**The problem:** Pictures stay out of your copy, but everything else in the records below must be repeated exactly.

**Stored records:**
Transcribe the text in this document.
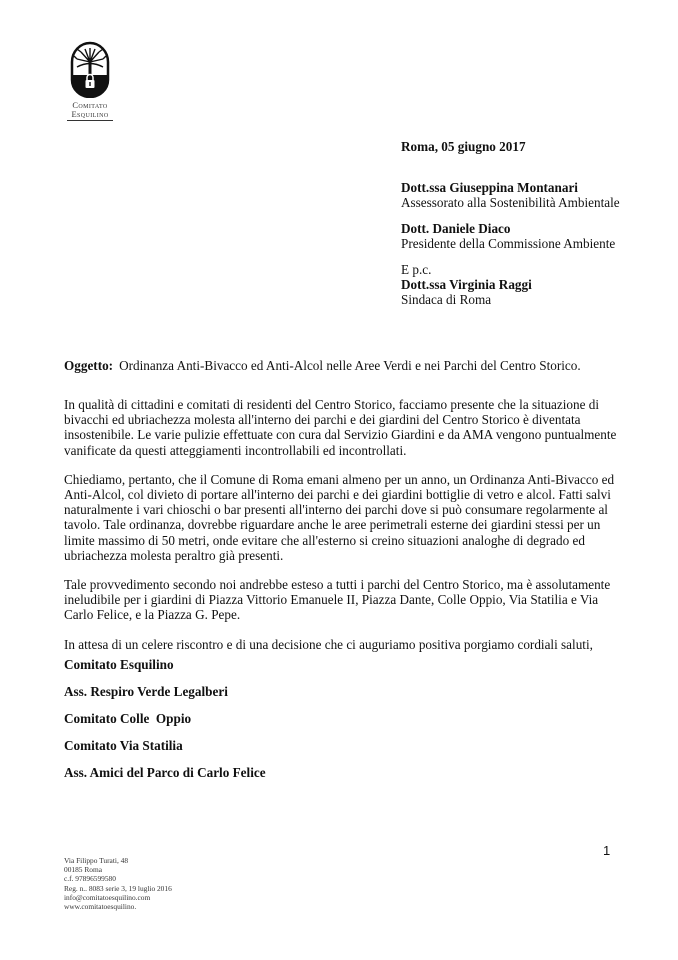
Comitato
Esquilino
Roma, 05 giugno 2017
Dott.ssa Giuseppina Montanari
Assessorato alla Sostenibilità Ambientale
Dott. Daniele Diaco
Presidente della Commissione Ambiente
E p.c.
Dott.ssa Virginia Raggi
Sindaca di Roma
Oggetto: Ordinanza Anti-Bivacco ed Anti-Alcol nelle Aree Verdi e nei Parchi del Centro Storico.

In qualità di cittadini e comitati di residenti del Centro Storico, facciamo presente che la situazione di bivacchi ed ubriachezza molesta all'interno dei parchi e dei giardini del Centro Storico è diventata insostenibile. Le varie pulizie effettuate con cura dal Servizio Giardini e da AMA vengono puntualmente vanificate da questi atteggiamenti incontrollabili ed incontrollati.

Chiediamo, pertanto, che il Comune di Roma emani almeno per un anno, un Ordinanza Anti-Bivacco ed Anti-Alcol, col divieto di portare all'interno dei parchi e dei giardini bottiglie di vetro e alcol. Fatti salvi naturalmente i vari chioschi o bar presenti all'interno dei parchi dove si può consumare regolarmente al tavolo. Tale ordinanza, dovrebbe riguardare anche le aree perimetrali esterne dei giardini stessi per un limite massimo di 50 metri, onde evitare che all'esterno si creino situazioni analoghe di degrado ed ubriachezza molesta peraltro già presenti.

Tale provvedimento secondo noi andrebbe esteso a tutti i parchi del Centro Storico, ma è assolutamente ineludibile per i giardini di Piazza Vittorio Emanuele II, Piazza Dante, Colle Oppio, Via Statilia e Via Carlo Felice, e la Piazza G. Pepe.

In attesa di un celere riscontro e di una decisione che ci auguriamo positiva porgiamo cordiali saluti,

Comitato Esquilino
Ass. Respiro Verde Legalberi
Comitato Colle  Oppio
Comitato Via Statilia
Ass. Amici del Parco di Carlo Felice
1
Via Filippo Turati, 48
00185 Roma
c.f. 97896599580
Reg. n.. 8083 serie 3, 19 luglio 2016
info@comitatoesquilino.com
www.comitatoesquilino.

**Reply to the task:**
Transcribe the text in this document.
Comitato
Esquilino
Roma, 05 giugno 2017
Dott.ssa Giuseppina Montanari
Assessorato alla Sostenibilità Ambientale
Dott. Daniele Diaco
Presidente della Commissione Ambiente
E p.c.
Dott.ssa Virginia Raggi
Sindaca di Roma
Oggetto: Ordinanza Anti-Bivacco ed Anti-Alcol nelle Aree Verdi e nei Parchi del Centro Storico.

In qualità di cittadini e comitati di residenti del Centro Storico, facciamo presente che la situazione di bivacchi ed ubriachezza molesta all'interno dei parchi e dei giardini del Centro Storico è diventata insostenibile. Le varie pulizie effettuate con cura dal Servizio Giardini e da AMA vengono puntualmente vanificate da questi atteggiamenti incontrollabili ed incontrollati.

Chiediamo, pertanto, che il Comune di Roma emani almeno per un anno, un Ordinanza Anti-Bivacco ed Anti-Alcol, col divieto di portare all'interno dei parchi e dei giardini bottiglie di vetro e alcol. Fatti salvi naturalmente i vari chioschi o bar presenti all'interno dei parchi dove si può consumare regolarmente al tavolo. Tale ordinanza, dovrebbe riguardare anche le aree perimetrali esterne dei giardini stessi per un limite massimo di 50 metri, onde evitare che all'esterno si creino situazioni analoghe di degrado ed ubriachezza molesta peraltro già presenti.

Tale provvedimento secondo noi andrebbe esteso a tutti i parchi del Centro Storico, ma è assolutamente ineludibile per i giardini di Piazza Vittorio Emanuele II, Piazza Dante, Colle Oppio, Via Statilia e Via Carlo Felice, e la Piazza G. Pepe.

In attesa di un celere riscontro e di una decisione che ci auguriamo positiva porgiamo cordiali saluti,

Comitato Esquilino
Ass. Respiro Verde Legalberi
Comitato Colle  Oppio
Comitato Via Statilia
Ass. Amici del Parco di Carlo Felice
1
Via Filippo Turati, 48
00185 Roma
c.f. 97896599580
Reg. n.. 8083 serie 3, 19 luglio 2016
info@comitatoesquilino.com
www.comitatoesquilino.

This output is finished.